TASK GOAL:
Go through the entries below and print each one exactly, leaving out pictures.

DATA SHOWN:

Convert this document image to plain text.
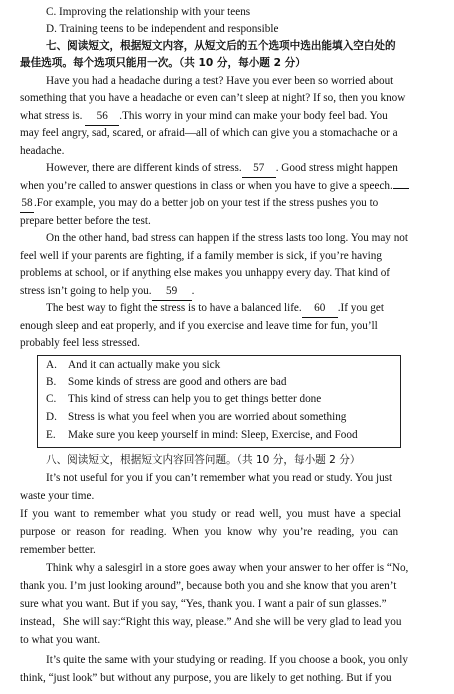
C. Improving the relationship with your teens
D. Training teens to be independent and responsible
七、阅读短文，根据短文内容，从短文后的五个选项中选出能填入空白处的
最佳选项。每个选项只能用一次。（共 10 分，每小题 2 分）
Have you had a headache during a test? Have you ever been so worried about
something that you have a headache or even can’t sleep at night? If so, then you know
what stress is. 56 .This worry in your mind can make your body feel bad. You
may feel angry, sad, scared, or afraid—all of which can give you a stomachache or a
headache.
However, there are different kinds of stress. 57 . Good stress might happen
when you’re called to answer questions in class or when you have to give a speech.
58.For example, you may do a better job on your test if the stress pushes you to
prepare better before the test.
On the other hand, bad stress can happen if the stress lasts too long. You may not
feel well if your parents are fighting, if a family member is sick, if you’re having
problems at school, or if anything else makes you unhappy every day. That kind of
stress isn’t going to help you. 59 .
The best way to fight the stress is to have a balanced life. 60 .If you get
enough sleep and eat properly, and if you exercise and leave time for fun, you’ll
probably feel less stressed.
A. And it can actually make you sick
B. Some kinds of stress are good and others are bad
C. This kind of stress can help you to get things better done
D. Stress is what you feel when you are worried about something
E. Make sure you keep yourself in mind: Sleep, Exercise, and Food
八、阅读短文，根据短文内容回答问题。（共 10 分，每小题 2 分）
It’s not useful for you if you can’t remember what you read or study. You just
waste your time.
If you want to remember what you study or read well, you must have a special
purpose or reason for reading. When you know why you’re reading, you can
remember better.
Think why a salesgirl in a store goes away when your answer to her offer is “No,
thank you. I’m just looking around”, because both you and she know that you aren’t
sure what you want. But if you say, “Yes, thank you. I want a pair of sun glasses.”
instead，She will say:“Right this way, please.” And she will be very glad to lead you
to what you want.
It’s quite the same with your studying or reading. If you choose a book, you only
think, “just look” but without any purpose, you are likely to get nothing. But if you
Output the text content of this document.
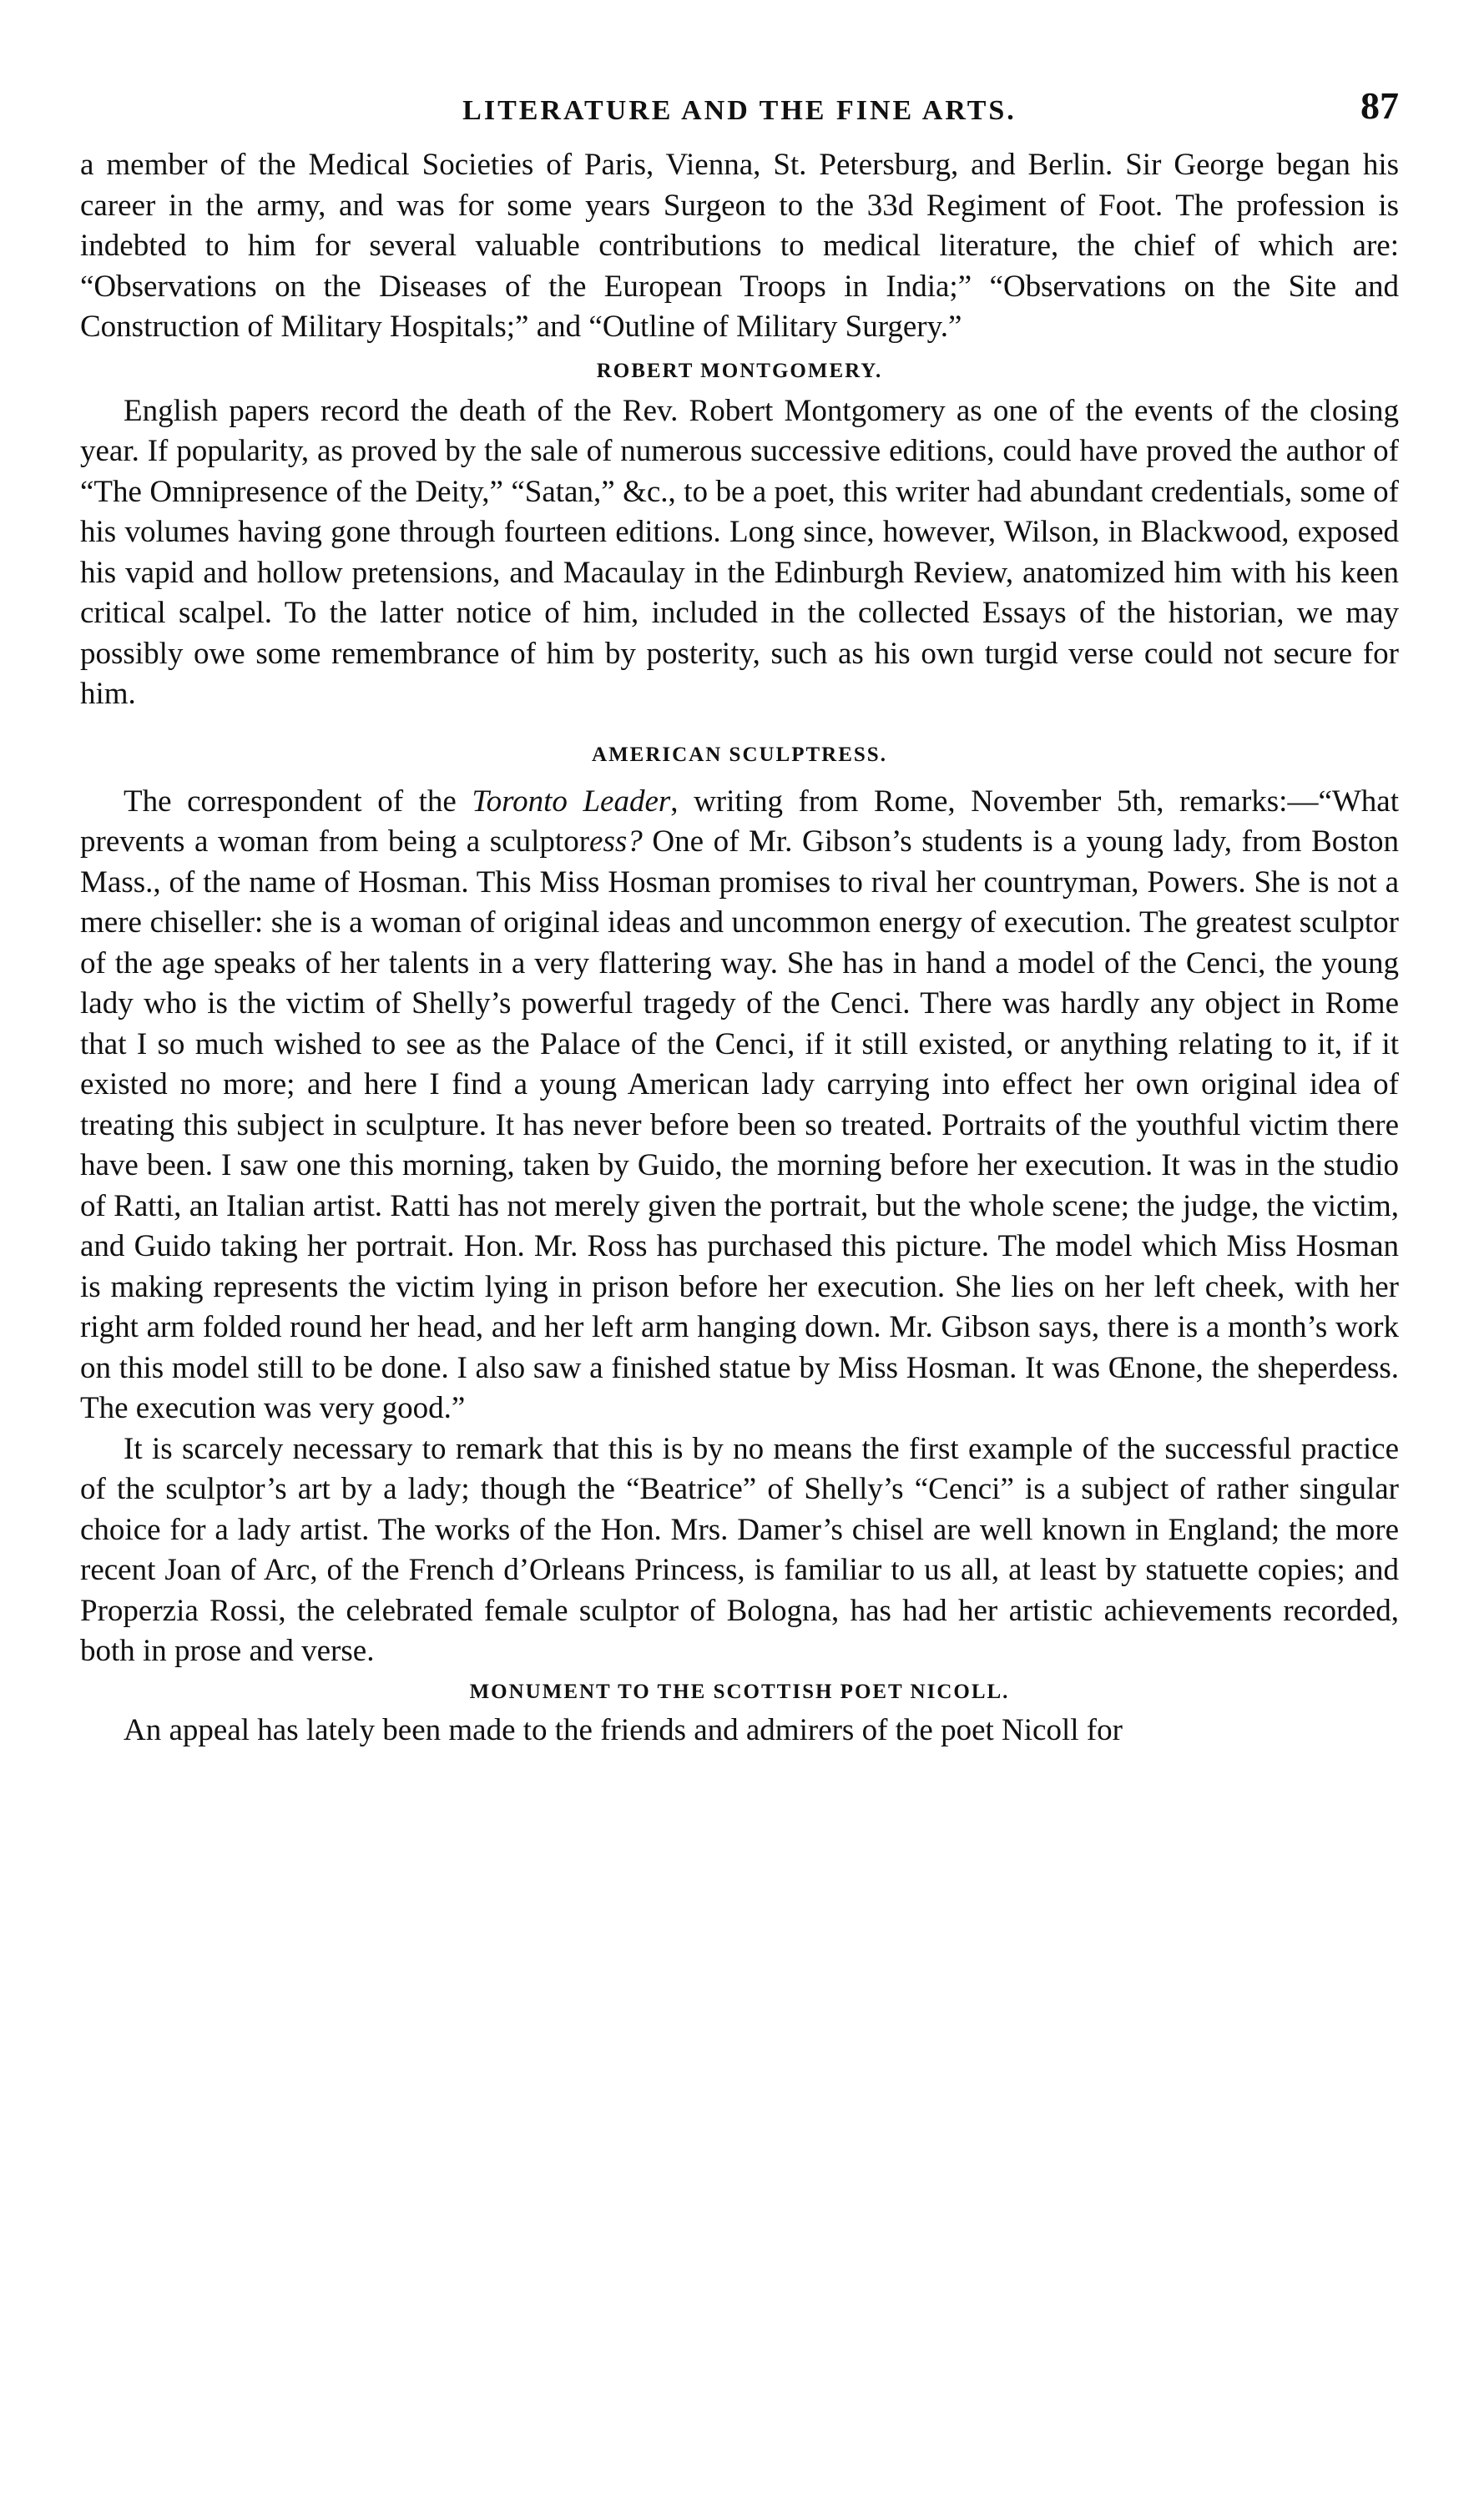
LITERATURE AND THE FINE ARTS.	87

a member of the Medical Societies of Paris, Vienna, St. Petersburg, and Berlin. Sir George began his career in the army, and was for some years Surgeon to the 33d Regiment of Foot. The profession is indebted to him for several valuable contributions to medical literature, the chief of which are: “Observations on the Diseases of the European Troops in India;” “Observations on the Site and Construction of Military Hospitals;” and “Outline of Military Surgery.”

ROBERT MONTGOMERY.

English papers record the death of the Rev. Robert Montgomery as one of the events of the closing year. If popularity, as proved by the sale of numerous successive editions, could have proved the author of “The Omnipresence of the Deity,” “Satan,” &c., to be a poet, this writer had abundant credentials, some of his volumes having gone through fourteen editions. Long since, however, Wilson, in Blackwood, exposed his vapid and hollow pretensions, and Macaulay in the Edinburgh Review, anatomized him with his keen critical scalpel. To the latter notice of him, included in the collected Essays of the historian, we may possibly owe some remembrance of him by posterity, such as his own turgid verse could not secure for him.

AMERICAN SCULPTRESS.

The correspondent of the Toronto Leader, writing from Rome, November 5th, remarks:—“What prevents a woman from being a sculptoress? One of Mr. Gibson’s students is a young lady, from Boston Mass., of the name of Hosman. This Miss Hosman promises to rival her countryman, Powers. She is not a mere chiseller: she is a woman of original ideas and uncommon energy of execution. The greatest sculptor of the age speaks of her talents in a very flattering way. She has in hand a model of the Cenci, the young lady who is the victim of Shelly’s powerful tragedy of the Cenci. There was hardly any object in Rome that I so much wished to see as the Palace of the Cenci, if it still existed, or anything relating to it, if it existed no more; and here I find a young American lady carrying into effect her own original idea of treating this subject in sculpture. It has never before been so treated. Portraits of the youthful victim there have been. I saw one this morning, taken by Guido, the morning before her execution. It was in the studio of Ratti, an Italian artist. Ratti has not merely given the portrait, but the whole scene; the judge, the victim, and Guido taking her portrait. Hon. Mr. Ross has purchased this picture. The model which Miss Hosman is making represents the victim lying in prison before her execution. She lies on her left cheek, with her right arm folded round her head, and her left arm hanging down. Mr. Gibson says, there is a month’s work on this model still to be done. I also saw a finished statue by Miss Hosman. It was Œnone, the sheperdess. The execution was very good.”

It is scarcely necessary to remark that this is by no means the first example of the successful practice of the sculptor’s art by a lady; though the “Beatrice” of Shelly’s “Cenci” is a subject of rather singular choice for a lady artist. The works of the Hon. Mrs. Damer’s chisel are well known in England; the more recent Joan of Arc, of the French d’Orleans Princess, is familiar to us all, at least by statuette copies; and Properzia Rossi, the celebrated female sculptor of Bologna, has had her artistic achievements recorded, both in prose and verse.

MONUMENT TO THE SCOTTISH POET NICOLL.

An appeal has lately been made to the friends and admirers of the poet Nicoll for
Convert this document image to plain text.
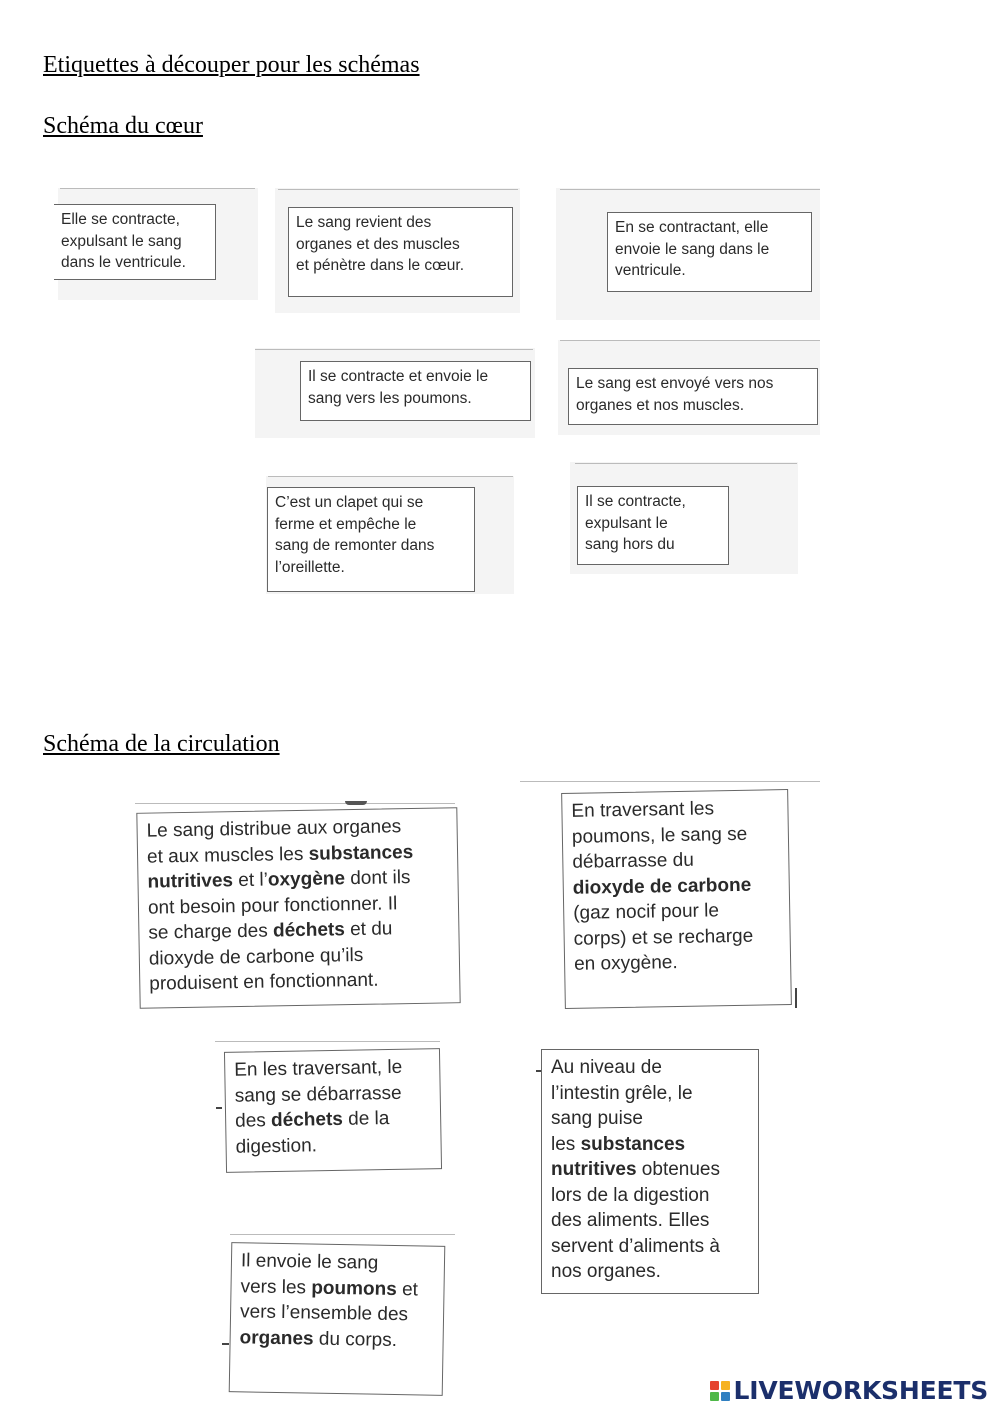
Etiquettes à découper pour les schémas
Schéma du cœur
Schéma de la circulation
Elle se contracte,
expulsant le sang
dans le ventricule.
Le sang revient des
organes et des muscles
et pénètre dans le cœur.
En se contractant, elle
envoie le sang dans le
ventricule.
Il se contracte et envoie le
sang vers les poumons.
Le sang est envoyé vers nos
organes et nos muscles.
C’est un clapet qui se
ferme et empêche le
sang de remonter dans
l’oreillette.
Il se contracte,
expulsant le
sang hors du
Le sang distribue aux organes
et aux muscles les substances
nutritives et l’oxygène dont ils
ont besoin pour fonctionner. Il
se charge des déchets et du
dioxyde de carbone qu’ils
produisent en fonctionnant.
En traversant les
poumons, le sang se
débarrasse du
dioxyde de carbone
(gaz nocif pour le
corps) et se recharge
en oxygène.
En les traversant, le
sang se débarrasse
des déchets de la
digestion.
Au niveau de
l’intestin grêle, le
sang puise
les substances
nutritives obtenues
lors de la digestion
des aliments. Elles
servent d’aliments à
nos organes.
Il envoie le sang
vers les poumons et
vers l’ensemble des
organes du corps.
LIVEWORKSHEETS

OUTPUT FOR THIS TASK:
Convert this document image to plain text.
C. Improving the relationship with your teens
D. Training teens to be independent and responsible
七、阅读短文，根据短文内容，从短文后的五个选项中选出能填入空白处的
最佳选项。每个选项只能用一次。（共 10 分，每小题 2 分）
Have you had a headache during a test? Have you ever been so worried about
something that you have a headache or even can’t sleep at night? If so, then you know
what stress is. 56 .This worry in your mind can make your body feel bad. You
may feel angry, sad, scared, or afraid—all of which can give you a stomachache or a
headache.
However, there are different kinds of stress. 57 . Good stress might happen
when you’re called to answer questions in class or when you have to give a speech.
58.For example, you may do a better job on your test if the stress pushes you to
prepare better before the test.
On the other hand, bad stress can happen if the stress lasts too long. You may not
feel well if your parents are fighting, if a family member is sick, if you’re having
problems at school, or if anything else makes you unhappy every day. That kind of
stress isn’t going to help you. 59 .
The best way to fight the stress is to have a balanced life. 60 .If you get
enough sleep and eat properly, and if you exercise and leave time for fun, you’ll
probably feel less stressed.
A. And it can actually make you sick
B. Some kinds of stress are good and others are bad
C. This kind of stress can help you to get things better done
D. Stress is what you feel when you are worried about something
E. Make sure you keep yourself in mind: Sleep, Exercise, and Food
八、阅读短文，根据短文内容回答问题。（共 10 分，每小题 2 分）
It’s not useful for you if you can’t remember what you read or study. You just
waste your time.
If you want to remember what you study or read well, you must have a special
purpose or reason for reading. When you know why you’re reading, you can
remember better.
Think why a salesgirl in a store goes away when your answer to her offer is “No,
thank you. I’m just looking around”, because both you and she know that you aren’t
sure what you want. But if you say, “Yes, thank you. I want a pair of sun glasses.”
instead，She will say:“Right this way, please.” And she will be very glad to lead you
to what you want.
It’s quite the same with your studying or reading. If you choose a book, you only
think, “just look” but without any purpose, you are likely to get nothing. But if you
Output the text content of this document.
LITERATURE AND THE FINE ARTS.	87

a member of the Medical Societies of Paris, Vienna, St. Petersburg, and Berlin. Sir George began his career in the army, and was for some years Surgeon to the 33d Regiment of Foot. The profession is indebted to him for several valuable contributions to medical literature, the chief of which are: “Observations on the Diseases of the European Troops in India;” “Observations on the Site and Construction of Military Hospitals;” and “Outline of Military Surgery.”

ROBERT MONTGOMERY.

English papers record the death of the Rev. Robert Montgomery as one of the events of the closing year. If popularity, as proved by the sale of numerous successive editions, could have proved the author of “The Omnipresence of the Deity,” “Satan,” &c., to be a poet, this writer had abundant credentials, some of his volumes having gone through fourteen editions. Long since, however, Wilson, in Blackwood, exposed his vapid and hollow pretensions, and Macaulay in the Edinburgh Review, anatomized him with his keen critical scalpel. To the latter notice of him, included in the collected Essays of the historian, we may possibly owe some remembrance of him by posterity, such as his own turgid verse could not secure for him.

AMERICAN SCULPTRESS.

The correspondent of the Toronto Leader, writing from Rome, November 5th, remarks:—“What prevents a woman from being a sculptoress? One of Mr. Gibson’s students is a young lady, from Boston Mass., of the name of Hosman. This Miss Hosman promises to rival her countryman, Powers. She is not a mere chiseller: she is a woman of original ideas and uncommon energy of execution. The greatest sculptor of the age speaks of her talents in a very flattering way. She has in hand a model of the Cenci, the young lady who is the victim of Shelly’s powerful tragedy of the Cenci. There was hardly any object in Rome that I so much wished to see as the Palace of the Cenci, if it still existed, or anything relating to it, if it existed no more; and here I find a young American lady carrying into effect her own original idea of treating this subject in sculpture. It has never before been so treated. Portraits of the youthful victim there have been. I saw one this morning, taken by Guido, the morning before her execution. It was in the studio of Ratti, an Italian artist. Ratti has not merely given the portrait, but the whole scene; the judge, the victim, and Guido taking her portrait. Hon. Mr. Ross has purchased this picture. The model which Miss Hosman is making represents the victim lying in prison before her execution. She lies on her left cheek, with her right arm folded round her head, and her left arm hanging down. Mr. Gibson says, there is a month’s work on this model still to be done. I also saw a finished statue by Miss Hosman. It was Œnone, the sheperdess. The execution was very good.”

It is scarcely necessary to remark that this is by no means the first example of the successful practice of the sculptor’s art by a lady; though the “Beatrice” of Shelly’s “Cenci” is a subject of rather singular choice for a lady artist. The works of the Hon. Mrs. Damer’s chisel are well known in England; the more recent Joan of Arc, of the French d’Orleans Princess, is familiar to us all, at least by statuette copies; and Properzia Rossi, the celebrated female sculptor of Bologna, has had her artistic achievements recorded, both in prose and verse.

MONUMENT TO THE SCOTTISH POET NICOLL.

An appeal has lately been made to the friends and admirers of the poet Nicoll for
Convert this document image to plain text.
Etiquettes à découper pour les schémas
Schéma du cœur
Schéma de la circulation
Elle se contracte,
expulsant le sang
dans le ventricule.
Le sang revient des
organes et des muscles
et pénètre dans le cœur.
En se contractant, elle
envoie le sang dans le
ventricule.
Il se contracte et envoie le
sang vers les poumons.
Le sang est envoyé vers nos
organes et nos muscles.
C’est un clapet qui se
ferme et empêche le
sang de remonter dans
l’oreillette.
Il se contracte,
expulsant le
sang hors du
Le sang distribue aux organes
et aux muscles les substances
nutritives et l’oxygène dont ils
ont besoin pour fonctionner. Il
se charge des déchets et du
dioxyde de carbone qu’ils
produisent en fonctionnant.
En traversant les
poumons, le sang se
débarrasse du
dioxyde de carbone
(gaz nocif pour le
corps) et se recharge
en oxygène.
En les traversant, le
sang se débarrasse
des déchets de la
digestion.
Au niveau de
l’intestin grêle, le
sang puise
les substances
nutritives obtenues
lors de la digestion
des aliments. Elles
servent d’aliments à
nos organes.
Il envoie le sang
vers les poumons et
vers l’ensemble des
organes du corps.
LIVEWORKSHEETS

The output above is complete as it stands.